◆ Problem to work on: Look through the listing and locate every line containing the word "JSON"; copy those lines.

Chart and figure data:
-- start --

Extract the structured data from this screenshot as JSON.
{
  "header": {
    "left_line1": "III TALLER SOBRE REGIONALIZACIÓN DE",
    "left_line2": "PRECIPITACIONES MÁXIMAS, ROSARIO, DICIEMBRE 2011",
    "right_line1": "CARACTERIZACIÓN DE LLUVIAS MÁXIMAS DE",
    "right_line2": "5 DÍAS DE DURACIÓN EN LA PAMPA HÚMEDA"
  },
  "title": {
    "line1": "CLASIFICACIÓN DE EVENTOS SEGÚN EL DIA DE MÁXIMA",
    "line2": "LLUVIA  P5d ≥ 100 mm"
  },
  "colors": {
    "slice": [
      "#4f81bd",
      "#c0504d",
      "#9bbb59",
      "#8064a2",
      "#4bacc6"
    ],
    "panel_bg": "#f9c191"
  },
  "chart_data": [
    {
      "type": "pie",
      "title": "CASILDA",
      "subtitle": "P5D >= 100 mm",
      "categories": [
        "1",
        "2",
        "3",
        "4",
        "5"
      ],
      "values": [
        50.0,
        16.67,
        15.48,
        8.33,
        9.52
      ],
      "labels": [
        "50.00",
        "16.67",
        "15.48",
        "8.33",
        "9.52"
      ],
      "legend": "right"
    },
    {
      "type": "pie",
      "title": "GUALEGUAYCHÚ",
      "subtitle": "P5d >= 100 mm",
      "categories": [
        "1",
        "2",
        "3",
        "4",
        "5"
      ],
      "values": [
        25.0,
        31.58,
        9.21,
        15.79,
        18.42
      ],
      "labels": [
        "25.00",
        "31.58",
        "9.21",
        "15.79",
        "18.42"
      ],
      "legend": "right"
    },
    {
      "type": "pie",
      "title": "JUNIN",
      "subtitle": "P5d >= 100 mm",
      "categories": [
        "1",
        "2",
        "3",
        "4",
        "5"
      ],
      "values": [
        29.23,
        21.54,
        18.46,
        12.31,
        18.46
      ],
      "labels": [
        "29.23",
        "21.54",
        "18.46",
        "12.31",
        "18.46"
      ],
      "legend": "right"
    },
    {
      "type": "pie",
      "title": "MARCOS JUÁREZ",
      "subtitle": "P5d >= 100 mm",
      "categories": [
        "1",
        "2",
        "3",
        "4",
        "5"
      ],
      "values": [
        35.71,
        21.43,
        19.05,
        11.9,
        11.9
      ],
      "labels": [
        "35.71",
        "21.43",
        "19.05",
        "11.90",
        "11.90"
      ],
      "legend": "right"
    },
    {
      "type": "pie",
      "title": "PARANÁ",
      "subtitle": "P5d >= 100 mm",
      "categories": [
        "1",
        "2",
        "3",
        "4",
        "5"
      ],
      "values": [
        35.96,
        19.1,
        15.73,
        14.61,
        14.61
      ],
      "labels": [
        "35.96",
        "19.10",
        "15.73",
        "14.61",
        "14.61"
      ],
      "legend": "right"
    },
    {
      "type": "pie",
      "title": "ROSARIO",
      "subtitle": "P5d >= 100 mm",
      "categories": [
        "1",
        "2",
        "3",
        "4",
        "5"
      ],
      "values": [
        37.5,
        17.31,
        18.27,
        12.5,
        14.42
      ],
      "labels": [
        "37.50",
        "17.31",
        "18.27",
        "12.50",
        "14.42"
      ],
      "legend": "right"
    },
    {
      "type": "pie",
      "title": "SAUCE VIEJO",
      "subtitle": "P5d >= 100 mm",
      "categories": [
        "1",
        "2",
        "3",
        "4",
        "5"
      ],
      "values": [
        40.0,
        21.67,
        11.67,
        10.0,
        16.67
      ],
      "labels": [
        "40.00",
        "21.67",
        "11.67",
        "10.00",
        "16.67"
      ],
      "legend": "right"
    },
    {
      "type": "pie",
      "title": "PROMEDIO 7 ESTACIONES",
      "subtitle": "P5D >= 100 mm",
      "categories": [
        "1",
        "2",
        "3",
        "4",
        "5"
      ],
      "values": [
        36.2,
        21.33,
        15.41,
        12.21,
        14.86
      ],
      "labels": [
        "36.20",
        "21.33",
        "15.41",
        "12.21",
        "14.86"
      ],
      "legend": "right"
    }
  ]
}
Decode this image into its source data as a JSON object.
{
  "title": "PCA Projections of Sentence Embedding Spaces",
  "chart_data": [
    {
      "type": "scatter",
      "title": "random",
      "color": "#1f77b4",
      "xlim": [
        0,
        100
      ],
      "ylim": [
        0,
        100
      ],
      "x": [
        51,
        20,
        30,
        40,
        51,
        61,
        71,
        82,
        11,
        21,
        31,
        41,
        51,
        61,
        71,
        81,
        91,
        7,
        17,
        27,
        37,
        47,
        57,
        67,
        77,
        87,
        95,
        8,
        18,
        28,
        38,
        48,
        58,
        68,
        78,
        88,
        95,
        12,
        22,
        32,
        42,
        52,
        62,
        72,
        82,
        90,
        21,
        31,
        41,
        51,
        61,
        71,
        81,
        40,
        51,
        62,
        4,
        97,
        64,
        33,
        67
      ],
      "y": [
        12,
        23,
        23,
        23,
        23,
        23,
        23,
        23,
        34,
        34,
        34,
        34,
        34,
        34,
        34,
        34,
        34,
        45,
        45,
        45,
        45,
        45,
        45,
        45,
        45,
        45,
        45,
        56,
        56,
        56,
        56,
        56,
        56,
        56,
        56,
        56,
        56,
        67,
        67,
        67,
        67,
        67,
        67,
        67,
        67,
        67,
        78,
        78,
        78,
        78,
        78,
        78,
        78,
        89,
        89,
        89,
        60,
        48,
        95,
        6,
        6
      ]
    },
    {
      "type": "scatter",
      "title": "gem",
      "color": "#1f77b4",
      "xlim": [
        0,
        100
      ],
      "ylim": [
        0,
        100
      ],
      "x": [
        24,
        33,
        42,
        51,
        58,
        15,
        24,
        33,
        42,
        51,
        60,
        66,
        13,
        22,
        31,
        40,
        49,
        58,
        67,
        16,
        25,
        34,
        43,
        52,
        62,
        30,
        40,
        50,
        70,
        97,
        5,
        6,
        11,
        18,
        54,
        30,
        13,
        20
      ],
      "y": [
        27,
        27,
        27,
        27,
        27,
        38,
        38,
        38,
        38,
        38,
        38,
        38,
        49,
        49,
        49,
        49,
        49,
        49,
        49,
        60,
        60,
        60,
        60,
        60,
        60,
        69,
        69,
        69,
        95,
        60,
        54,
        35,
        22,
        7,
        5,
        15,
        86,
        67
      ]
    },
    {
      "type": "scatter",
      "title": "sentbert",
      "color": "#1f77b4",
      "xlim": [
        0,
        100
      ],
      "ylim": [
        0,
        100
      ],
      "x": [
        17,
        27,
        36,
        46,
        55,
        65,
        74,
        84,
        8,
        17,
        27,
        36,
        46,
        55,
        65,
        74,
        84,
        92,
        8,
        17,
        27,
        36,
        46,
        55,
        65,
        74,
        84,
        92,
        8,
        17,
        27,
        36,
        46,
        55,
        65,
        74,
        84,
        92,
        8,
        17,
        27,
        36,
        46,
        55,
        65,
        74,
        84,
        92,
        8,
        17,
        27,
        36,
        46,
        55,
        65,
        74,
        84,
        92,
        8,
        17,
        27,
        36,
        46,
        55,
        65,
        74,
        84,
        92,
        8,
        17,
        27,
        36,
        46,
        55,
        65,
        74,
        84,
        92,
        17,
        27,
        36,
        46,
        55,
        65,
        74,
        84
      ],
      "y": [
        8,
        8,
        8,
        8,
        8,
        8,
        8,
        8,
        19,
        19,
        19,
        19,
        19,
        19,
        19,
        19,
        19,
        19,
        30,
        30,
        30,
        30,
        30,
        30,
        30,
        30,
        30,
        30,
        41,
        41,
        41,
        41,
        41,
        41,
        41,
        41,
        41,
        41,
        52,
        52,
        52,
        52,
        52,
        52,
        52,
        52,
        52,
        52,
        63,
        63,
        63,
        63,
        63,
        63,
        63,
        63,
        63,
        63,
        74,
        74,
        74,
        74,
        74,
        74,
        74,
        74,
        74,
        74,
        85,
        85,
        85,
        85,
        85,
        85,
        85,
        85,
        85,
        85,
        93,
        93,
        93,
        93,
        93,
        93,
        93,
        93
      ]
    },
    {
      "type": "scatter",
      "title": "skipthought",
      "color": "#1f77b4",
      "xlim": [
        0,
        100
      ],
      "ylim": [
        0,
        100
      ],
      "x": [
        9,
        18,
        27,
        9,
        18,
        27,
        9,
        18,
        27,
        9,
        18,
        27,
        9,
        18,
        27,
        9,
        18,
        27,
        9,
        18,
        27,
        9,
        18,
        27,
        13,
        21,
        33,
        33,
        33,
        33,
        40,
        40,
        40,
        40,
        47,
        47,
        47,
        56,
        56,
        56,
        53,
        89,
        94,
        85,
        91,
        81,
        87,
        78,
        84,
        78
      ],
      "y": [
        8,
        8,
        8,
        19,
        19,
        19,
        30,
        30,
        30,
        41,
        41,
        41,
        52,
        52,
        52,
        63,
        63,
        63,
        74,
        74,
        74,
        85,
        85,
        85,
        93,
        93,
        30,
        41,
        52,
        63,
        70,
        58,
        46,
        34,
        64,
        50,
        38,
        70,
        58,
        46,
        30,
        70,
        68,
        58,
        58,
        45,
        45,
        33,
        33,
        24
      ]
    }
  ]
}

-- end --

◆ Result of this task:
Extract the structured data from this screenshot as JSON.
Decode this image into its source data as a JSON object.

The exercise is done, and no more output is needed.